Data records:
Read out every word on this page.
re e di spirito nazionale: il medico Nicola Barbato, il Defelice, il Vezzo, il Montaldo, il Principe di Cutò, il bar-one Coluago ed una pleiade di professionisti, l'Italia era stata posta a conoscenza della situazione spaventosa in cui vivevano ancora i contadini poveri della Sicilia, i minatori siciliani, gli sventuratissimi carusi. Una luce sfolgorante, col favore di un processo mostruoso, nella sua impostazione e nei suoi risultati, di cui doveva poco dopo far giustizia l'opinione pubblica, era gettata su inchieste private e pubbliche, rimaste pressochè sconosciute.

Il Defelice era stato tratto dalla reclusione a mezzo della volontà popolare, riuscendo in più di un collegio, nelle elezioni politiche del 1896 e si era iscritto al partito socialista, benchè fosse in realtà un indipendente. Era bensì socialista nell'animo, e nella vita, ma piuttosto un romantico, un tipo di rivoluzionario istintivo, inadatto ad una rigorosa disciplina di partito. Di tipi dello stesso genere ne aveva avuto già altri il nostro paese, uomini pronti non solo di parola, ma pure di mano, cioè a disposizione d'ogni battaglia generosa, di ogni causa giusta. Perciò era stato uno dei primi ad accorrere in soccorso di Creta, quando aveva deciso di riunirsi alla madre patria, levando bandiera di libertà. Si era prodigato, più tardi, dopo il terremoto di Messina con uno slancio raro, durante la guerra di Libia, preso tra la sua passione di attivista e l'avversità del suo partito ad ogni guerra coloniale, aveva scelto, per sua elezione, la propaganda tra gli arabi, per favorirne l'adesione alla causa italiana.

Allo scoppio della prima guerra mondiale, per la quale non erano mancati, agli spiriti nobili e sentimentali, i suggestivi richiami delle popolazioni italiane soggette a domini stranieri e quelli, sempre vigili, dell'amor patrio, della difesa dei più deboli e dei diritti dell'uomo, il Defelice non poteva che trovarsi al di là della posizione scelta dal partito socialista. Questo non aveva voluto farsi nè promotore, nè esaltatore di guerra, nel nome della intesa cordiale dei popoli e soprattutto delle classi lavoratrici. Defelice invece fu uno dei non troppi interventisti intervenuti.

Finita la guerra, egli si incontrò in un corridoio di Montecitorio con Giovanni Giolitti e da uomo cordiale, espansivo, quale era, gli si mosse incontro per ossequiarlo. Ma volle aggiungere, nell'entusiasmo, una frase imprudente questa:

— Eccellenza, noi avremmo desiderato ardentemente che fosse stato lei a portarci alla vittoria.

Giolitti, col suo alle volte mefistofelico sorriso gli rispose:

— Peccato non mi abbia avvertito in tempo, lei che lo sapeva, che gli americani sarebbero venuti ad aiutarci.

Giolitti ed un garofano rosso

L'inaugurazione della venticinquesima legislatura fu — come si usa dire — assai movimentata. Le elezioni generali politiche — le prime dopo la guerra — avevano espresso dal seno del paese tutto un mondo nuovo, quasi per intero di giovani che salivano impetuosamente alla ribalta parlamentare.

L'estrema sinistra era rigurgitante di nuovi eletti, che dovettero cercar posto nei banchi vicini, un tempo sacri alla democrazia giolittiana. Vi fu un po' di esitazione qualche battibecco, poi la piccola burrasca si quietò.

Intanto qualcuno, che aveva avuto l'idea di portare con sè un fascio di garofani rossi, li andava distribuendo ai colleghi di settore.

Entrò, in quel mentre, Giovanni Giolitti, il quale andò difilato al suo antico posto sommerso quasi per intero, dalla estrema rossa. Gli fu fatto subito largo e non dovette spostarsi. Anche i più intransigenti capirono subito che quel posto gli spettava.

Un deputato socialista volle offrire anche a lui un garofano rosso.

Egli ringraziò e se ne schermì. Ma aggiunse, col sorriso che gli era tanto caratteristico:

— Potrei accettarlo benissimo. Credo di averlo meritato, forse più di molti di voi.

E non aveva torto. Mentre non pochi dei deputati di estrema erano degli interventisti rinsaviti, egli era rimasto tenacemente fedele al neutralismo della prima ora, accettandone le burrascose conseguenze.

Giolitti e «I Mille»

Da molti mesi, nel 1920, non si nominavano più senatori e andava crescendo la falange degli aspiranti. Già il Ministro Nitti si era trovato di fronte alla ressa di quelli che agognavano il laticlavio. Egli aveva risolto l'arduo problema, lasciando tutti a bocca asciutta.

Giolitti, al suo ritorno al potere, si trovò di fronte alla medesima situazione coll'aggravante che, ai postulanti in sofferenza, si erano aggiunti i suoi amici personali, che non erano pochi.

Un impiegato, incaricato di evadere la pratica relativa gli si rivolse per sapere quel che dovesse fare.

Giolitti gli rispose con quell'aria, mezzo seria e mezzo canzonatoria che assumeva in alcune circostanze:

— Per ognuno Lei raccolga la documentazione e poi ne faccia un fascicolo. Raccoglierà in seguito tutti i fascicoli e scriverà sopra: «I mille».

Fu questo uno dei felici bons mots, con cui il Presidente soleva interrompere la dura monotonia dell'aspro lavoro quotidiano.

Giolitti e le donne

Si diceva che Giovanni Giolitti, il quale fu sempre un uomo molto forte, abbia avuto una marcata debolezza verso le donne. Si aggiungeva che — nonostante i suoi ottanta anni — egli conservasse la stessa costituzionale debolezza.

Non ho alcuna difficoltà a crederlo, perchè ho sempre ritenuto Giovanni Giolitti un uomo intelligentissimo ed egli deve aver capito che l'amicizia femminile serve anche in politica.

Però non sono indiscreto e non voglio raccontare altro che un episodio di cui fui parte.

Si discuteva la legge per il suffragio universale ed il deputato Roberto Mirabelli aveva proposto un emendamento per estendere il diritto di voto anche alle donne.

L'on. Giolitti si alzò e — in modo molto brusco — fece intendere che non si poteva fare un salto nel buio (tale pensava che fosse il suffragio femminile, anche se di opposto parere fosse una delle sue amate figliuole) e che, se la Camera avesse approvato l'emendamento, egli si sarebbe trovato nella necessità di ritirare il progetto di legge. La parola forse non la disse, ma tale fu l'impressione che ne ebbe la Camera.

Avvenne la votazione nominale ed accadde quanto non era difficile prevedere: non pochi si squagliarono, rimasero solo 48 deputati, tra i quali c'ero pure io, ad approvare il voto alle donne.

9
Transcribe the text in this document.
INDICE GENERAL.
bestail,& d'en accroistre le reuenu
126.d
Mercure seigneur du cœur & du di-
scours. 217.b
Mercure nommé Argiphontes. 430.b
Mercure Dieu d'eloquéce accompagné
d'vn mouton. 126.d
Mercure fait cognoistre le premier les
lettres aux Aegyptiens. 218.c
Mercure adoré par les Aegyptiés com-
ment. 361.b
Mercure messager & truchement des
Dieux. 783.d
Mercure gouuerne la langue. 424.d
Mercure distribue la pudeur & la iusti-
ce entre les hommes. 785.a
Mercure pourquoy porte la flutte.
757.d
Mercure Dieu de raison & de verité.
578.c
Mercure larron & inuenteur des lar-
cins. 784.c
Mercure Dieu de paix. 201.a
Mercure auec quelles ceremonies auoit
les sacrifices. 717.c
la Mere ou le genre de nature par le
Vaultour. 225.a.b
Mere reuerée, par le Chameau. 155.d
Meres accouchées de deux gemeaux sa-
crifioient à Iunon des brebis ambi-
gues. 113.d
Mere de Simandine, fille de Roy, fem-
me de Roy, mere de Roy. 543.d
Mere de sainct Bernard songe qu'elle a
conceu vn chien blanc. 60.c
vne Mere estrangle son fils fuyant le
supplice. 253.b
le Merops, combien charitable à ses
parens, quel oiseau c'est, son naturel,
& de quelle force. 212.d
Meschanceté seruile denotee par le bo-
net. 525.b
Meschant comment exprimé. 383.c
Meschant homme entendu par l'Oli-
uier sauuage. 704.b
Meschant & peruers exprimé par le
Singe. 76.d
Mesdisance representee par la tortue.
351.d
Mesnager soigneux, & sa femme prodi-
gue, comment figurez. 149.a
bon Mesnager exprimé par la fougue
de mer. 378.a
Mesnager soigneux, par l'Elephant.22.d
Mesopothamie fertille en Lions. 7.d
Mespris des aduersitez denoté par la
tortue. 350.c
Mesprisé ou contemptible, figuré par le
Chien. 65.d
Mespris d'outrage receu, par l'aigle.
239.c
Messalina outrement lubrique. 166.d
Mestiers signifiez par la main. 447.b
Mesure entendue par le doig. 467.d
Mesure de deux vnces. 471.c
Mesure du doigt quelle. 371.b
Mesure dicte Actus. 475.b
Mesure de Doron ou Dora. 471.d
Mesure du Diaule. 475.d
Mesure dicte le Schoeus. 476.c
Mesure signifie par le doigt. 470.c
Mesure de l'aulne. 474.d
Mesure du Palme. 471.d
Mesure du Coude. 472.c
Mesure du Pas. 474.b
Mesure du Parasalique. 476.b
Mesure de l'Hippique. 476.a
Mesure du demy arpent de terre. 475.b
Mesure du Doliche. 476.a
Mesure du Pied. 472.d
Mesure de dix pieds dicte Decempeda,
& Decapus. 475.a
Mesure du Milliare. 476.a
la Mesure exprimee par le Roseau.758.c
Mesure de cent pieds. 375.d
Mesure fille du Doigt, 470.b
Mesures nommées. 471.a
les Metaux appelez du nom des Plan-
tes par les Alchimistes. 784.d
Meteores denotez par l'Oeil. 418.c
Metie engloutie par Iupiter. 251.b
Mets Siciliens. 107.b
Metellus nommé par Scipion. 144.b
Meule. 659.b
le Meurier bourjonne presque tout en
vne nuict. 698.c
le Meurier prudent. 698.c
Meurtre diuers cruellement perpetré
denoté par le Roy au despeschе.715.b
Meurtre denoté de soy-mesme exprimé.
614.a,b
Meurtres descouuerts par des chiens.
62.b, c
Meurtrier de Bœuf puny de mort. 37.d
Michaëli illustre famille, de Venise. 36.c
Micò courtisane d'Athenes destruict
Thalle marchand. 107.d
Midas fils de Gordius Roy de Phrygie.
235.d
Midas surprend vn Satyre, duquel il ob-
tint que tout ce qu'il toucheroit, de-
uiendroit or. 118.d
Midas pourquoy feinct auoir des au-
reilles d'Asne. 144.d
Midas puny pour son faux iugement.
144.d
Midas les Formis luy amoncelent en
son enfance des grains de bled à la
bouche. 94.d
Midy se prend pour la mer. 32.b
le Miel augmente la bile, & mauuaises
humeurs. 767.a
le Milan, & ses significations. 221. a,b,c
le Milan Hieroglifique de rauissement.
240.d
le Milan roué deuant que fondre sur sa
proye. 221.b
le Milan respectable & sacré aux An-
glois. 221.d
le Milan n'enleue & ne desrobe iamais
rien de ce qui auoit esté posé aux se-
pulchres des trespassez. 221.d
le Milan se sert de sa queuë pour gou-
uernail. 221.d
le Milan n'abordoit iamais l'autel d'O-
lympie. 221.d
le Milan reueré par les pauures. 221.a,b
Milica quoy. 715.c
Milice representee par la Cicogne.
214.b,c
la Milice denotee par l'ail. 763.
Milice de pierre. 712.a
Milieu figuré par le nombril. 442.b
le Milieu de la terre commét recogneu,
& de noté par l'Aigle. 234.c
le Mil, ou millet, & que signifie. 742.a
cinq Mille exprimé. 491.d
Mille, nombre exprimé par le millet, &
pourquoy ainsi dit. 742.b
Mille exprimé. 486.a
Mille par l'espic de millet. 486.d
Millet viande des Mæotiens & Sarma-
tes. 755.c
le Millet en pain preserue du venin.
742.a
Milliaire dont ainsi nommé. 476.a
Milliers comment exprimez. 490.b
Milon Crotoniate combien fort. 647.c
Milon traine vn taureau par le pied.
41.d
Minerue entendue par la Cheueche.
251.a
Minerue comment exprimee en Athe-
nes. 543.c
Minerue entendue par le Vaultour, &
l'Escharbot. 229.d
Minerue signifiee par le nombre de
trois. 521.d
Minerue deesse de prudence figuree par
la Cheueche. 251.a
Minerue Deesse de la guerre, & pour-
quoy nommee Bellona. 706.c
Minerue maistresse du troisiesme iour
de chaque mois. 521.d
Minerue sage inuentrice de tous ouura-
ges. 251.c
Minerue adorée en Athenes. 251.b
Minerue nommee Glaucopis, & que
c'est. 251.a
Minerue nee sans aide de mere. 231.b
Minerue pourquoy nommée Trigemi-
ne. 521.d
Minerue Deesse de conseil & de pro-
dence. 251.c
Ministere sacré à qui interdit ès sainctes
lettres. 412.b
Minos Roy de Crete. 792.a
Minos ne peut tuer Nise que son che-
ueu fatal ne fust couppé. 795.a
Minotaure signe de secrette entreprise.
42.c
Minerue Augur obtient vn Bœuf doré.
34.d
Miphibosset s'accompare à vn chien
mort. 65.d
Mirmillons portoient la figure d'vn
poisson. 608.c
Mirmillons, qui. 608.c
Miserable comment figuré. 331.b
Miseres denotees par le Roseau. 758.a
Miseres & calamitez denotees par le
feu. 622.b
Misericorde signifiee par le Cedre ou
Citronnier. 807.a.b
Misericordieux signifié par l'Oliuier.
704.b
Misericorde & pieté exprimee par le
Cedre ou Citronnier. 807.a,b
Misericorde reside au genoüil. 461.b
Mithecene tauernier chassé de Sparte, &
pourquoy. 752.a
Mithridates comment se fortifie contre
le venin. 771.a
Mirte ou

What is required
From the data above, work out how many lines contain the string "intero" and reply with only the number.

Problem solution
2